* [WRITTEN INSTRUCTION]: Copy out the lines that include the word "doing".

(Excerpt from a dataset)
┄┄┄┄┄┄┄┄┄┄┄┄┄┄┄┄┄┄┄┄

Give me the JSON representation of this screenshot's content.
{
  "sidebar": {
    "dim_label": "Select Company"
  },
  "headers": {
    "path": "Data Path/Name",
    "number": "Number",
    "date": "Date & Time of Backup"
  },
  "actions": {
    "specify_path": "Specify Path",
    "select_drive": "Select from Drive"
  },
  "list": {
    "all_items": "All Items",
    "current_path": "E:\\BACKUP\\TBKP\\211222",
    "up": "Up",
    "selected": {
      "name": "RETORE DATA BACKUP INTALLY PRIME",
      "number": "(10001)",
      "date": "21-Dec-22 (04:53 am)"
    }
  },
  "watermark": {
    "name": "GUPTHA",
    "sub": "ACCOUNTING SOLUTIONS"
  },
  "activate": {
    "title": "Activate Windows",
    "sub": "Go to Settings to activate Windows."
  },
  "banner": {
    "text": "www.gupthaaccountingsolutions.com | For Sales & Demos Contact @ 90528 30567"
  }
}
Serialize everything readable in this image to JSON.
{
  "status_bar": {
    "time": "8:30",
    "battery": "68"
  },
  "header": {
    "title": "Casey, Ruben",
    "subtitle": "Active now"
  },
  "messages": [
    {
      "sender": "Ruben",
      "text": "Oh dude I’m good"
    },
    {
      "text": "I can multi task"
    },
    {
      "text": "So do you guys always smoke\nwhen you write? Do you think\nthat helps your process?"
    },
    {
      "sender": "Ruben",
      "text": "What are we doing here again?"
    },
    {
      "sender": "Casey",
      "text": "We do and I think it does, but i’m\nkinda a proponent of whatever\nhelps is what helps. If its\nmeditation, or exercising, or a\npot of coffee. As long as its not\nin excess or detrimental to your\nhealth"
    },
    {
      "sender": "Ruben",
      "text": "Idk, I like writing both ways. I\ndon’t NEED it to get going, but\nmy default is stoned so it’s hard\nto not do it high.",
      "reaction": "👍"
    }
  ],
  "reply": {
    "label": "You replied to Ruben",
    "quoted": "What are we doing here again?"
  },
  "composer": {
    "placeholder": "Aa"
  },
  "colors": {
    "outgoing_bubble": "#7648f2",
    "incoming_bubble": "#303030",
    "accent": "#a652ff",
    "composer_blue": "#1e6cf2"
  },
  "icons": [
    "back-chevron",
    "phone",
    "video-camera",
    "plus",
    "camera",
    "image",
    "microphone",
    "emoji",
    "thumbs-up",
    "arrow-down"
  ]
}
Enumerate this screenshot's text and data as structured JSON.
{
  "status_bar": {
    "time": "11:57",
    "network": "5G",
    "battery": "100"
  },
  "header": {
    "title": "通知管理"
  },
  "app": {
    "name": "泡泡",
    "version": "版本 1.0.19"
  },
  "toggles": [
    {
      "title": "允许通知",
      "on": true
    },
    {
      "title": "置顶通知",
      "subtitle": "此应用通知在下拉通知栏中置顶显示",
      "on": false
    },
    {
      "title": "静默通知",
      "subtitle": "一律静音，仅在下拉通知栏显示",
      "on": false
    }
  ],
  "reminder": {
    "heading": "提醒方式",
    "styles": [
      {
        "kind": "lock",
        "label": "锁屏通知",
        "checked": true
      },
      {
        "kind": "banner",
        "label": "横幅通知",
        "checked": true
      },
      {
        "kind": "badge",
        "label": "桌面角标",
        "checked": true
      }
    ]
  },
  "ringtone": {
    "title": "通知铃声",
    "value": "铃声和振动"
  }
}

┄┄┄┄┄┄┄┄┄┄┄┄┄┄┄┄┄┄┄┄

* [EXPECTED OUTPUT]:
      "text": "What are we doing here again?"
    "quoted": "What are we doing here again?"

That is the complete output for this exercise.